→ **GIVEN REQUEST**
Filter the entries and keep only the lines where the string "project" appears.
** START OF MATERIAL SHOWN **
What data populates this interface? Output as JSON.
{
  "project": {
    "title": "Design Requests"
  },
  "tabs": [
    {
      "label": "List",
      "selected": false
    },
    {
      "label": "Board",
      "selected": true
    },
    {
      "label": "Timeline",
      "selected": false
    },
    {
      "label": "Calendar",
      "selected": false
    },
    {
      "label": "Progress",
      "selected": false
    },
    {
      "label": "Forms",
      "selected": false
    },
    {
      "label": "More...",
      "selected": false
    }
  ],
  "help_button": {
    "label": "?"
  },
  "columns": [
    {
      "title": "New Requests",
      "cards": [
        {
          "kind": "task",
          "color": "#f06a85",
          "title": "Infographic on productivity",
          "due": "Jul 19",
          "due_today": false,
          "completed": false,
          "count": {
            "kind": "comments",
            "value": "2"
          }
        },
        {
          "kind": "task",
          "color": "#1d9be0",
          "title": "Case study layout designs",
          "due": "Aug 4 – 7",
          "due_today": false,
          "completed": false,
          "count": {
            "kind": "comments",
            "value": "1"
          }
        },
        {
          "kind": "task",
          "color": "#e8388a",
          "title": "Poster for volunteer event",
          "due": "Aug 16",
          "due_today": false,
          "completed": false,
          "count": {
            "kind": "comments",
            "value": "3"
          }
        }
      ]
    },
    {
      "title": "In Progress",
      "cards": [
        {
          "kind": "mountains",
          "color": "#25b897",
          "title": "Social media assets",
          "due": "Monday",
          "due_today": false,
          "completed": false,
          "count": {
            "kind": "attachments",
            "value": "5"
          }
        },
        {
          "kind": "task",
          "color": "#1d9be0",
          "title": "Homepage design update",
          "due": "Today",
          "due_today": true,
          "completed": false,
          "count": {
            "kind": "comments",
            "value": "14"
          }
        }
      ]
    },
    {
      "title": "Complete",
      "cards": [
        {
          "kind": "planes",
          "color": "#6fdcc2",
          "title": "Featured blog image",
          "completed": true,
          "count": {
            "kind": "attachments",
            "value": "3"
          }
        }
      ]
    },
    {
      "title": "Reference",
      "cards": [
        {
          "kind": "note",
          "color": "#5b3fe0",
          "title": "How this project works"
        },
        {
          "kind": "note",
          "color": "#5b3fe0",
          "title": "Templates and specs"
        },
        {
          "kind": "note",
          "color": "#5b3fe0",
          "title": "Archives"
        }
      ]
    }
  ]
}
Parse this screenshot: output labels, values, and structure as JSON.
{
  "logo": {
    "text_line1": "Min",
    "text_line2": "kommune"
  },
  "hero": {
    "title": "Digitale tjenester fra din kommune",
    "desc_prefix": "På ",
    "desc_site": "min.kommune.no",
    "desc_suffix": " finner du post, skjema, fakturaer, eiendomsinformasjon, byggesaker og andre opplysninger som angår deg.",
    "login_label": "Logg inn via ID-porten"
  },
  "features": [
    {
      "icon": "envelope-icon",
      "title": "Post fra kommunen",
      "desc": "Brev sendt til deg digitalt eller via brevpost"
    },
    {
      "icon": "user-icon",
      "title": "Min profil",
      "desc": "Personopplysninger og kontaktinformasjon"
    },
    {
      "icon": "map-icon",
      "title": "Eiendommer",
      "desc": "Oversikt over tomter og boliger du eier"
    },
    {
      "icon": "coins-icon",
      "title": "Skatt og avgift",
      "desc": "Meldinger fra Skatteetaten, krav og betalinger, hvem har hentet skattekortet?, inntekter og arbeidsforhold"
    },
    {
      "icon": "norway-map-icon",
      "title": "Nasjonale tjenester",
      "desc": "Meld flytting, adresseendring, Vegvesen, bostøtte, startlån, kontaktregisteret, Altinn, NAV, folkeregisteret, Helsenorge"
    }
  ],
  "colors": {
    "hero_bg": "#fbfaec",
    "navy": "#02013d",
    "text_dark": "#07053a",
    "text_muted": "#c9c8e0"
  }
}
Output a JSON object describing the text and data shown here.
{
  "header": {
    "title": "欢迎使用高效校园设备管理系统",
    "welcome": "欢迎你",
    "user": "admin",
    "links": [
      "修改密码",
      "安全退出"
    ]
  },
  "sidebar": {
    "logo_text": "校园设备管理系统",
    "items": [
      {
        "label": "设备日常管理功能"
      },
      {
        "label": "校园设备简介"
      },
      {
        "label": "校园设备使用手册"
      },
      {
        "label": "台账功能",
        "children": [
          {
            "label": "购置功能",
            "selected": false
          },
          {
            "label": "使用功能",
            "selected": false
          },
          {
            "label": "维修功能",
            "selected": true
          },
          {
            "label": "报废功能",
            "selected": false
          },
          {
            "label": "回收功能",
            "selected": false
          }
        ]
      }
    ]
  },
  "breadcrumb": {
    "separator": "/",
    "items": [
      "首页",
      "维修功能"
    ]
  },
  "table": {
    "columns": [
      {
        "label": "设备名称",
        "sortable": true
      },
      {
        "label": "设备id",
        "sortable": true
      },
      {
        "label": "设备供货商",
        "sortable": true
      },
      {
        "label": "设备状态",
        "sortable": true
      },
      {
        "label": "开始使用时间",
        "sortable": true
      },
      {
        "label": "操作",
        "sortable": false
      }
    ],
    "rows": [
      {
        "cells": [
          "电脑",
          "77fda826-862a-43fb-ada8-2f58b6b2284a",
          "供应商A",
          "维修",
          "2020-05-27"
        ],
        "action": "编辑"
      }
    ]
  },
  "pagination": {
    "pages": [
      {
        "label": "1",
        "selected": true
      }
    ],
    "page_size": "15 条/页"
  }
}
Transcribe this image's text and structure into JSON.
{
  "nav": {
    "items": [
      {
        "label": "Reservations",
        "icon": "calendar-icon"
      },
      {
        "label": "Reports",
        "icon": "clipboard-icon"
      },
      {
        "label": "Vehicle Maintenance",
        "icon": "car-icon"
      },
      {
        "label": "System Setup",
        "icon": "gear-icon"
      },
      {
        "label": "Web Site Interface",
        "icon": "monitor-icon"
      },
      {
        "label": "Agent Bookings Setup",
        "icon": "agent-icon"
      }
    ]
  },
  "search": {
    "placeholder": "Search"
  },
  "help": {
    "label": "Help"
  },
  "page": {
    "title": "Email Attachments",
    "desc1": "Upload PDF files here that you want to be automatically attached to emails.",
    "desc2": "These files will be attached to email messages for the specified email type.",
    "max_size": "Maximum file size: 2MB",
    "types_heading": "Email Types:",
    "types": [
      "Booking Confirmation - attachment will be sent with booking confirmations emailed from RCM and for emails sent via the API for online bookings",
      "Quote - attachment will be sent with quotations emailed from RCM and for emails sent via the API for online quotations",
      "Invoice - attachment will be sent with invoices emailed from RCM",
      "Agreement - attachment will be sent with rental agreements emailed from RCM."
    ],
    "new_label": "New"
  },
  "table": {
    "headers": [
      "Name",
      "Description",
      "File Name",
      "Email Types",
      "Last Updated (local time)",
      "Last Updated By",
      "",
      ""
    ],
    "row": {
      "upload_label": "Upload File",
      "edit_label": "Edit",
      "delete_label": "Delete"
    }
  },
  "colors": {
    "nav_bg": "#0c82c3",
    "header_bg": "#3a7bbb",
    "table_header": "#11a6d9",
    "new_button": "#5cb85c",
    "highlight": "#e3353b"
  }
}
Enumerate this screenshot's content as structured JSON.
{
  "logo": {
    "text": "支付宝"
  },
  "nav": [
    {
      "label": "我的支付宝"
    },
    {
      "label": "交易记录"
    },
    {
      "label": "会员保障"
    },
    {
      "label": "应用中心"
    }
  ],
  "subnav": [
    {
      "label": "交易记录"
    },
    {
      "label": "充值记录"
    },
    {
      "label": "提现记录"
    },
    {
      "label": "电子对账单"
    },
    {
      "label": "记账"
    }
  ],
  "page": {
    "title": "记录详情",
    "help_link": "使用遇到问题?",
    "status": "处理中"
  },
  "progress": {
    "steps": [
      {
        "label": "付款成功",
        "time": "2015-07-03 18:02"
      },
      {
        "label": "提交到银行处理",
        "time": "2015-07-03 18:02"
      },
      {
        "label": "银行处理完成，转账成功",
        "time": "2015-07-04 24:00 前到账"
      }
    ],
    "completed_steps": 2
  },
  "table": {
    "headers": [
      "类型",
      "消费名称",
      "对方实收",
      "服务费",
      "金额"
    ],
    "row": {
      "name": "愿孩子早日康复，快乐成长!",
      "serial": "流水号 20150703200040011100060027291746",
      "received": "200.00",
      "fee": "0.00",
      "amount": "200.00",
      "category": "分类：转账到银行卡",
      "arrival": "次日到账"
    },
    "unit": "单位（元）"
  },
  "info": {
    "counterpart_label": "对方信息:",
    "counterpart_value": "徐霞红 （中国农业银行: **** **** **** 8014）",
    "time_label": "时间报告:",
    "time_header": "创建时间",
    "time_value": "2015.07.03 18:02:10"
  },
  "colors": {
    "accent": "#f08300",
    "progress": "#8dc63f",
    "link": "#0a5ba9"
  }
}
** END OF MATERIAL SHOWN **
→ **SOLUTION**
  "project": {
          "title": "How this project works"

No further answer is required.